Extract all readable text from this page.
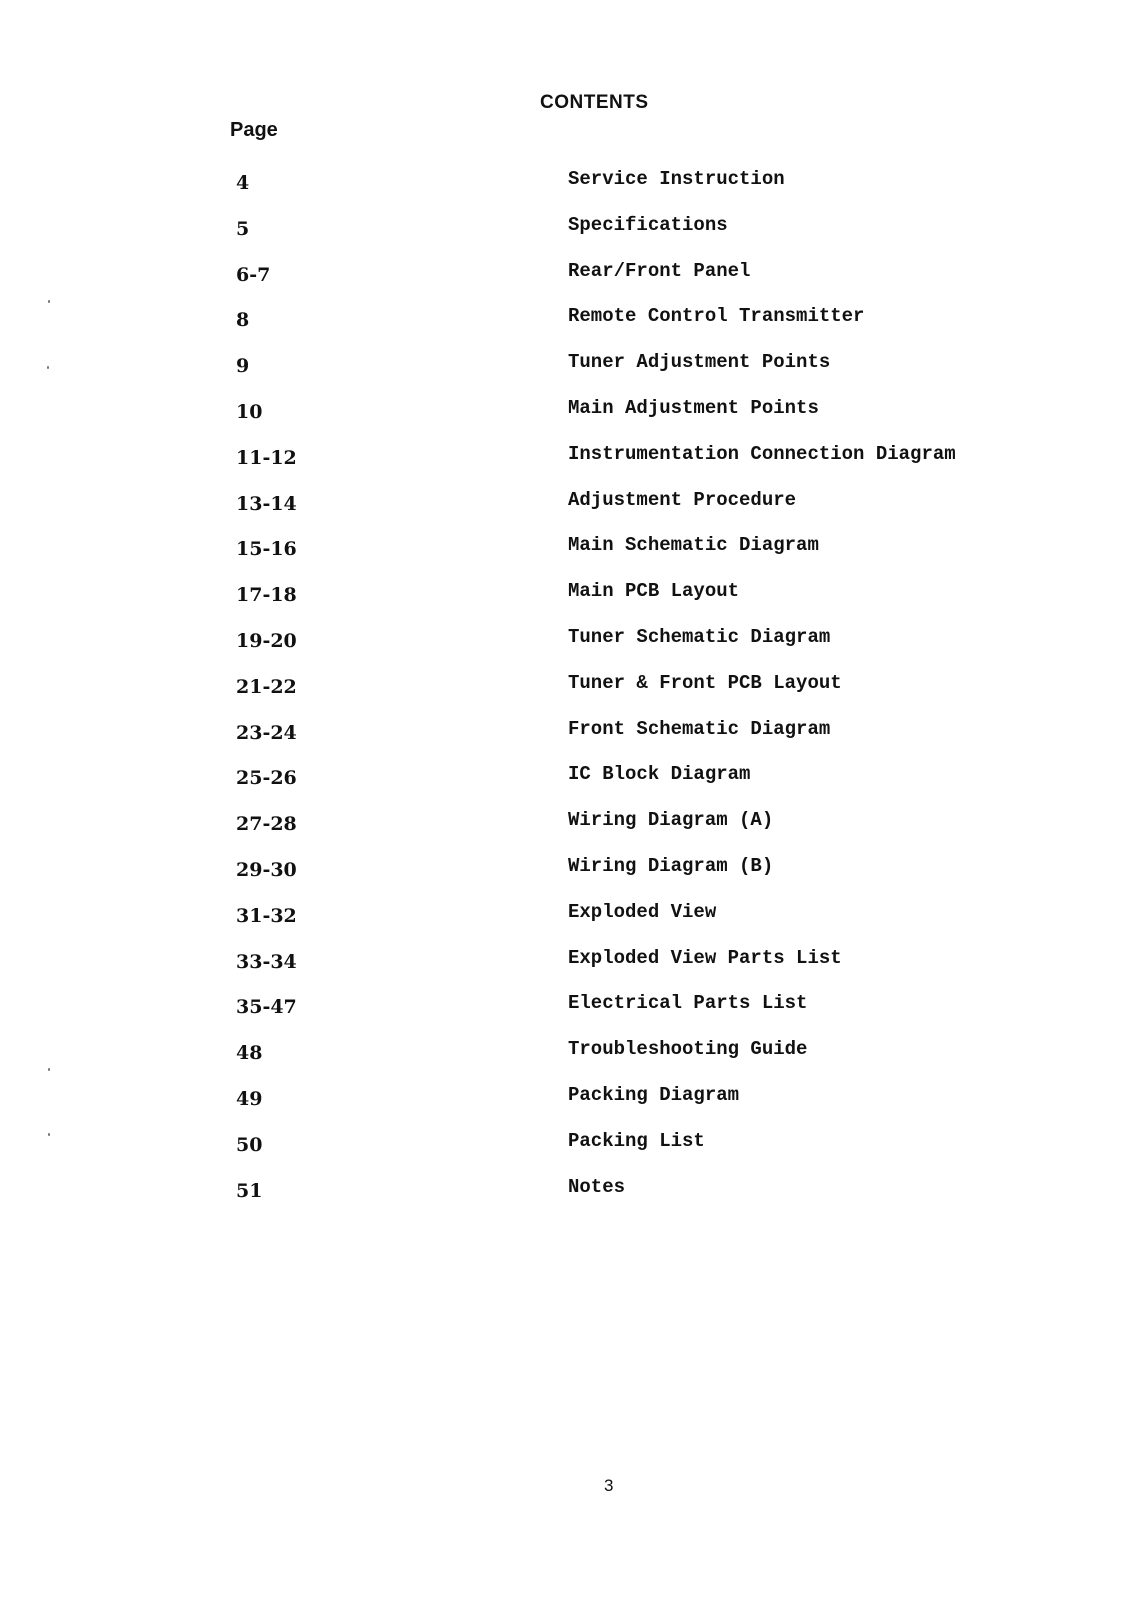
CONTENTS
Page
4	Service Instruction
5	Specifications
6-7	Rear/Front Panel
8	Remote Control Transmitter
9	Tuner Adjustment Points
10	Main Adjustment Points
11-12	Instrumentation Connection Diagram
13-14	Adjustment Procedure
15-16	Main Schematic Diagram
17-18	Main PCB Layout
19-20	Tuner Schematic Diagram
21-22	Tuner & Front PCB Layout
23-24	Front Schematic Diagram
25-26	IC Block Diagram
27-28	Wiring Diagram (A)
29-30	Wiring Diagram (B)
31-32	Exploded View
33-34	Exploded View Parts List
35-47	Electrical Parts List
48	Troubleshooting Guide
49	Packing Diagram
50	Packing List
51	Notes
3
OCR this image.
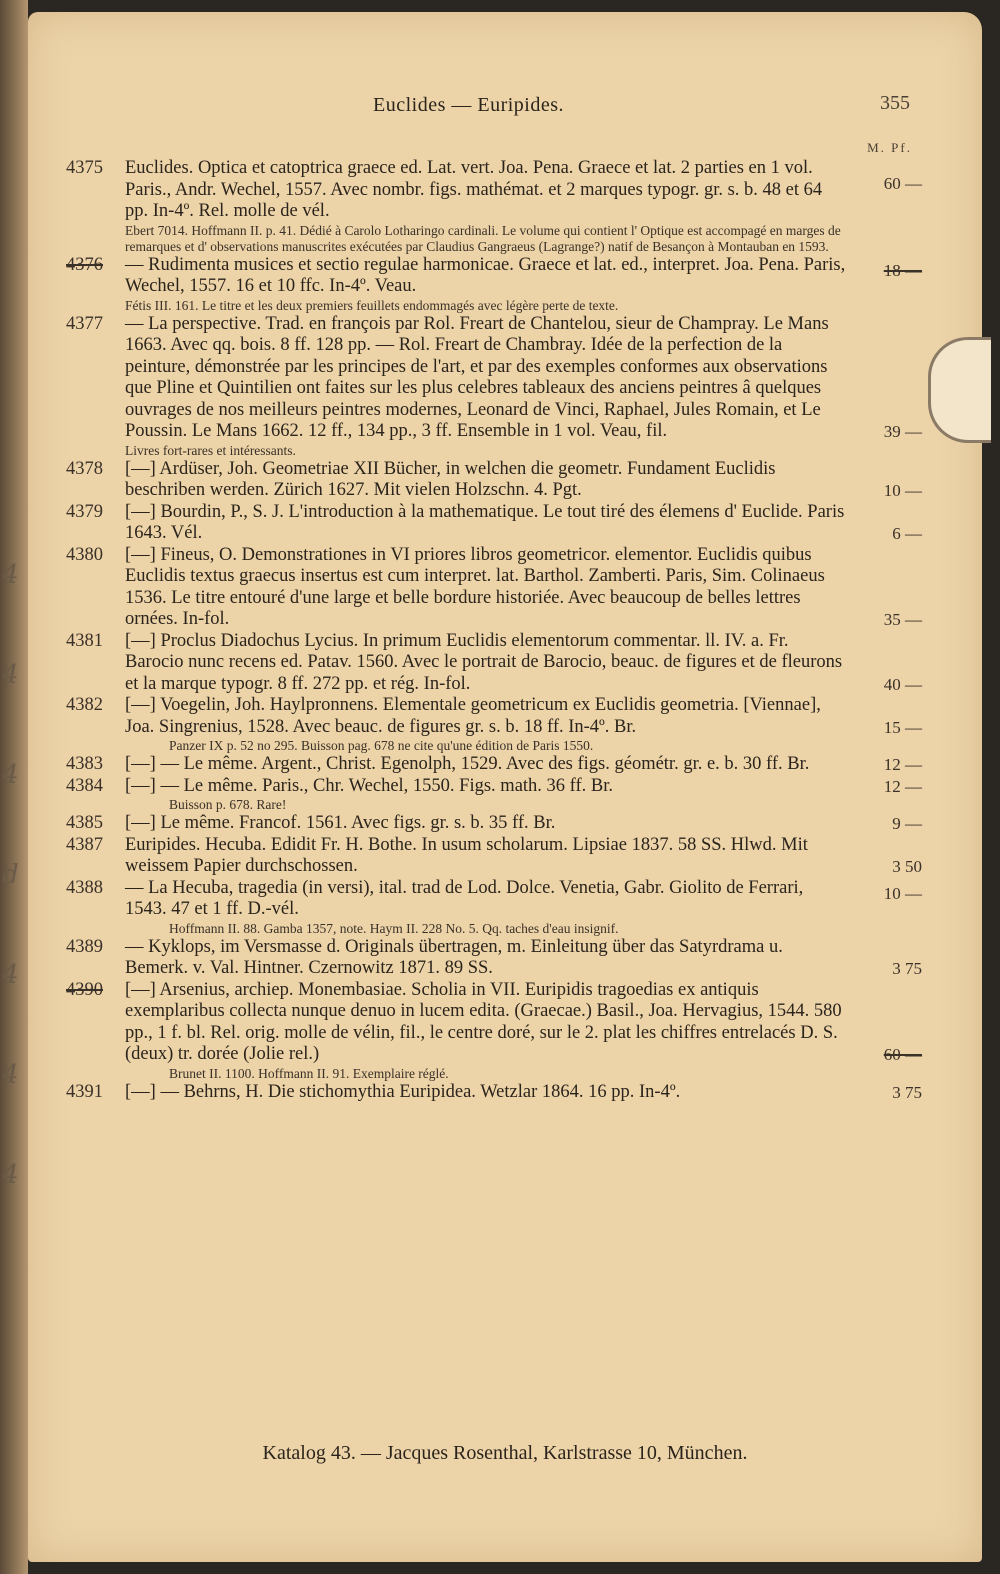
Euclides — Euripides.	355
M. Pf.
4375	Euclides. Optica et catoptrica graece ed. Lat. vert. Joa. Pena. Graece et lat. 2 parties en 1 vol. Paris., Andr. Wechel, 1557. Avec nombr. figs. mathémat. et 2 marques typogr. gr. s. b. 48 et 64 pp. In-4º. Rel. molle de vél.
Ebert 7014. Hoffmann II. p. 41. Dédié à Carolo Lotharingo cardinali. Le volume qui contient l' Optique est accompagé en marges de remarques et d' observations manuscrites exécutées par Claudius Gangraeus (Lagrange?) natif de Besançon à Montauban en 1593.
60 —
4376	— Rudimenta musices et sectio regulae harmonicae. Graece et lat. ed., interpret. Joa. Pena. Paris, Wechel, 1557. 16 et 10 ffc. In-4º. Veau.
Fétis III. 161. Le titre et les deux premiers feuillets endommagés avec légère perte de texte.
18 —
4377	— La perspective. Trad. en françois par Rol. Freart de Chantelou, sieur de Champray. Le Mans 1663. Avec qq. bois. 8 ff. 128 pp. — Rol. Freart de Chambray. Idée de la perfection de la peinture, démonstrée par les principes de l'art, et par des exemples conformes aux observations que Pline et Quintilien ont faites sur les plus celebres tableaux des anciens peintres â quelques ouvrages de nos meilleurs peintres modernes, Leonard de Vinci, Raphael, Jules Romain, et Le Poussin. Le Mans 1662. 12 ff., 134 pp., 3 ff. Ensemble in 1 vol. Veau, fil.
Livres fort-rares et intéressants.
39 —
4378	[—] Ardüser, Joh. Geometriae XII Bücher, in welchen die geometr. Fundament Euclidis beschriben werden. Zürich 1627. Mit vielen Holzschn. 4. Pgt.	10 —
4379	[—] Bourdin, P., S. J. L'introduction à la mathematique. Le tout tiré des élemens d' Euclide. Paris 1643. Vél.	6 —
4380	[—] Fineus, O. Demonstrationes in VI priores libros geometricor. elementor. Euclidis quibus Euclidis textus graecus insertus est cum interpret. lat. Barthol. Zamberti. Paris, Sim. Colinaeus 1536. Le titre entouré d'une large et belle bordure historiée. Avec beaucoup de belles lettres ornées. In-fol.	35 —
4381	[—] Proclus Diadochus Lycius. In primum Euclidis elementorum commentar. ll. IV. a. Fr. Barocio nunc recens ed. Patav. 1560. Avec le portrait de Barocio, beauc. de figures et de fleurons et la marque typogr. 8 ff. 272 pp. et rég. In-fol.	40 —
4382	[—] Voegelin, Joh. Haylpronnens. Elementale geometricum ex Euclidis geometria. [Viennae], Joa. Singrenius, 1528. Avec beauc. de figures gr. s. b. 18 ff. In-4º. Br.
Panzer IX p. 52 no 295. Buisson pag. 678 ne cite qu'une édition de Paris 1550.
15 —
4383	[—] — Le même. Argent., Christ. Egenolph, 1529. Avec des figs. géométr. gr. e. b. 30 ff. Br.	12 —
4384	[—] — Le même. Paris., Chr. Wechel, 1550. Figs. math. 36 ff. Br.
Buisson p. 678. Rare!
12 —
4385	[—] Le même. Francof. 1561. Avec figs. gr. s. b. 35 ff. Br.	9 —
4387	Euripides. Hecuba. Edidit Fr. H. Bothe. In usum scholarum. Lipsiae 1837. 58 SS. Hlwd. Mit weissem Papier durchschossen.	3 50
4388	— La Hecuba, tragedia (in versi), ital. trad de Lod. Dolce. Venetia, Gabr. Giolito de Ferrari, 1543. 47 et 1 ff. D.-vél.
Hoffmann II. 88. Gamba 1357, note. Haym II. 228 No. 5. Qq. taches d'eau insignif.
10 —
4389	— Kyklops, im Versmasse d. Originals übertragen, m. Einleitung über das Satyrdrama u. Bemerk. v. Val. Hintner. Czernowitz 1871. 89 SS.	3 75
4390	[—] Arsenius, archiep. Monembasiae. Scholia in VII. Euripidis tragoedias ex antiquis exemplaribus collecta nunque denuo in lucem edita. (Graecae.) Basil., Joa. Hervagius, 1544. 580 pp., 1 f. bl. Rel. orig. molle de vélin, fil., le centre doré, sur le 2. plat les chiffres entrelacés D. S. (deux) tr. dorée (Jolie rel.)
Brunet II. 1100. Hoffmann II. 91. Exemplaire réglé.
60 —
4391	[—] — Behrns, H. Die stichomythia Euripidea. Wetzlar 1864. 16 pp. In-4º.	3 75
Katalog 43. — Jacques Rosenthal, Karlstrasse 10, München.
4
4
4
d
4
4
4
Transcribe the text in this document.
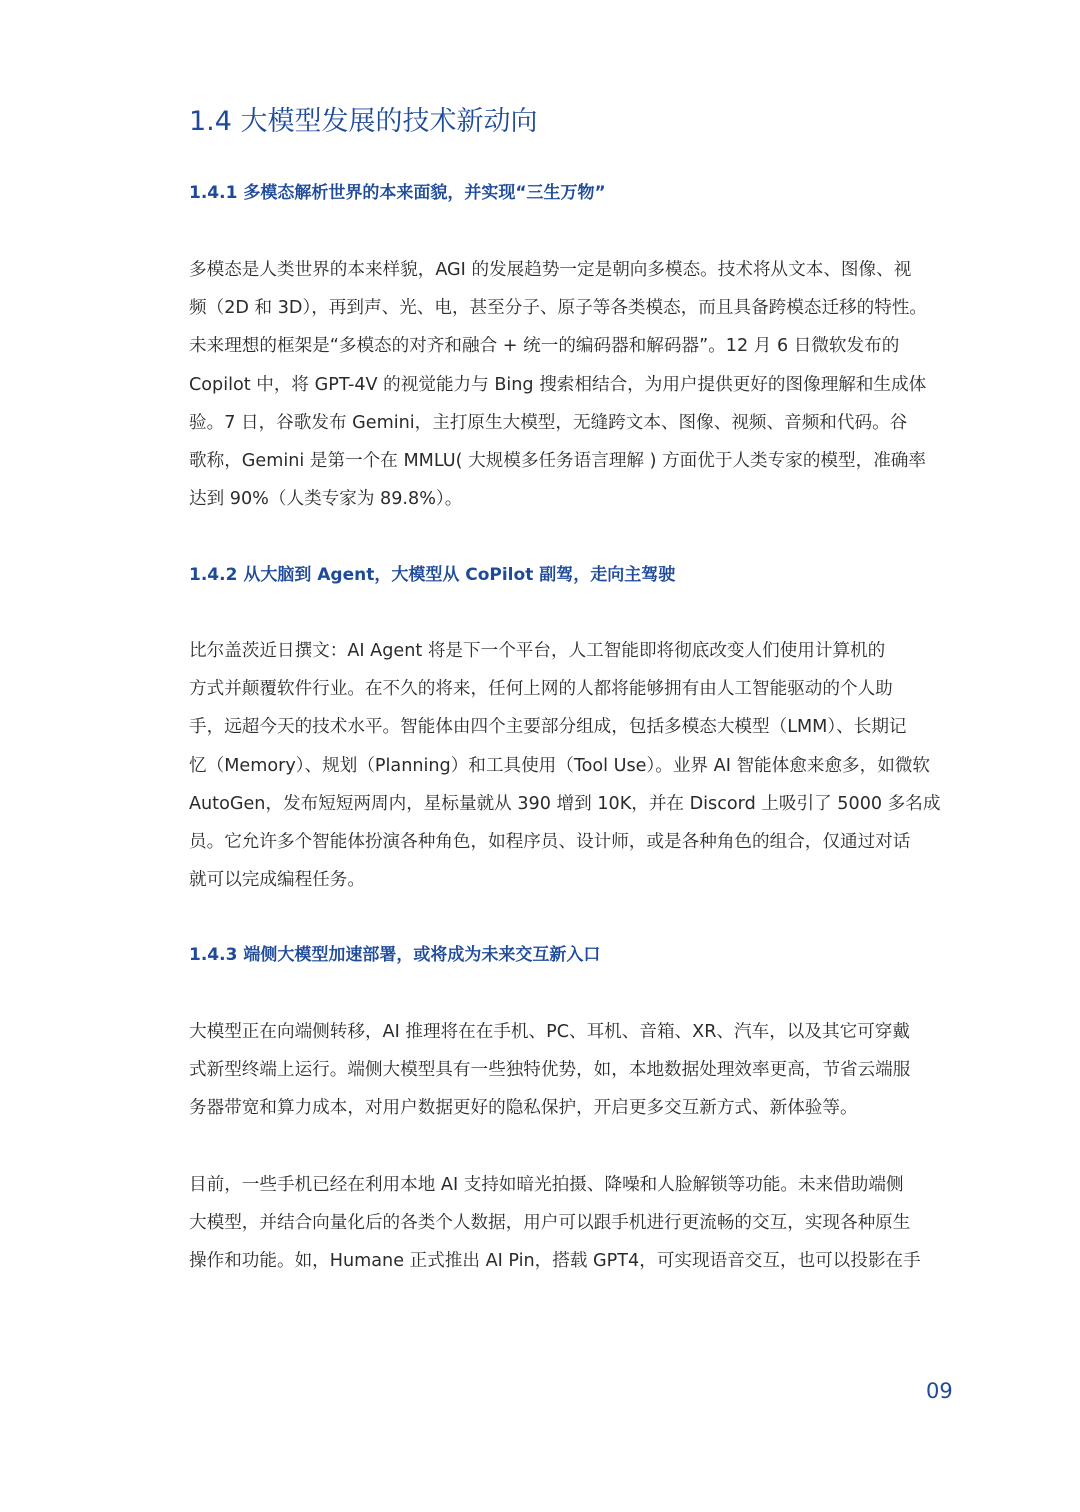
1.4 大模型发展的技术新动向
1.4.1 多模态解析世界的本来面貌，并实现“三生万物”
多模态是人类世界的本来样貌，AGI 的发展趋势一定是朝向多模态。技术将从文本、图像、视
频（2D 和 3D），再到声、光、电，甚至分子、原子等各类模态，而且具备跨模态迁移的特性。
未来理想的框架是“多模态的对齐和融合 + 统一的编码器和解码器”。12 月 6 日微软发布的
Copilot 中，将 GPT-4V 的视觉能力与 Bing 搜索相结合，为用户提供更好的图像理解和生成体
验。7 日，谷歌发布 Gemini，主打原生大模型，无缝跨文本、图像、视频、音频和代码。谷
歌称，Gemini 是第一个在 MMLU( 大规模多任务语言理解 ) 方面优于人类专家的模型，准确率
达到 90%（人类专家为 89.8%）。
1.4.2 从大脑到 Agent，大模型从 CoPilot 副驾，走向主驾驶
比尔盖茨近日撰文：AI Agent 将是下一个平台，人工智能即将彻底改变人们使用计算机的
方式并颠覆软件行业。在不久的将来，任何上网的人都将能够拥有由人工智能驱动的个人助
手，远超今天的技术水平。智能体由四个主要部分组成，包括多模态大模型（LMM）、长期记
忆（Memory）、规划（Planning）和工具使用（Tool Use）。业界 AI 智能体愈来愈多，如微软
AutoGen，发布短短两周内，星标量就从 390 增到 10K，并在 Discord 上吸引了 5000 多名成
员。它允许多个智能体扮演各种角色，如程序员、设计师，或是各种角色的组合，仅通过对话
就可以完成编程任务。
1.4.3 端侧大模型加速部署，或将成为未来交互新入口
大模型正在向端侧转移，AI 推理将在在手机、PC、耳机、音箱、XR、汽车，以及其它可穿戴
式新型终端上运行。端侧大模型具有一些独特优势，如，本地数据处理效率更高，节省云端服
务器带宽和算力成本，对用户数据更好的隐私保护，开启更多交互新方式、新体验等。
目前，一些手机已经在利用本地 AI 支持如暗光拍摄、降噪和人脸解锁等功能。未来借助端侧
大模型，并结合向量化后的各类个人数据，用户可以跟手机进行更流畅的交互，实现各种原生
操作和功能。如，Humane 正式推出 AI Pin，搭载 GPT4，可实现语音交互，也可以投影在手
09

**DIRECTIONS**
Copy each line of the listing that includes "this".

**THE RESULT**
Extract all readable text from this page.
OCR this image.
Transcribe the text in this document.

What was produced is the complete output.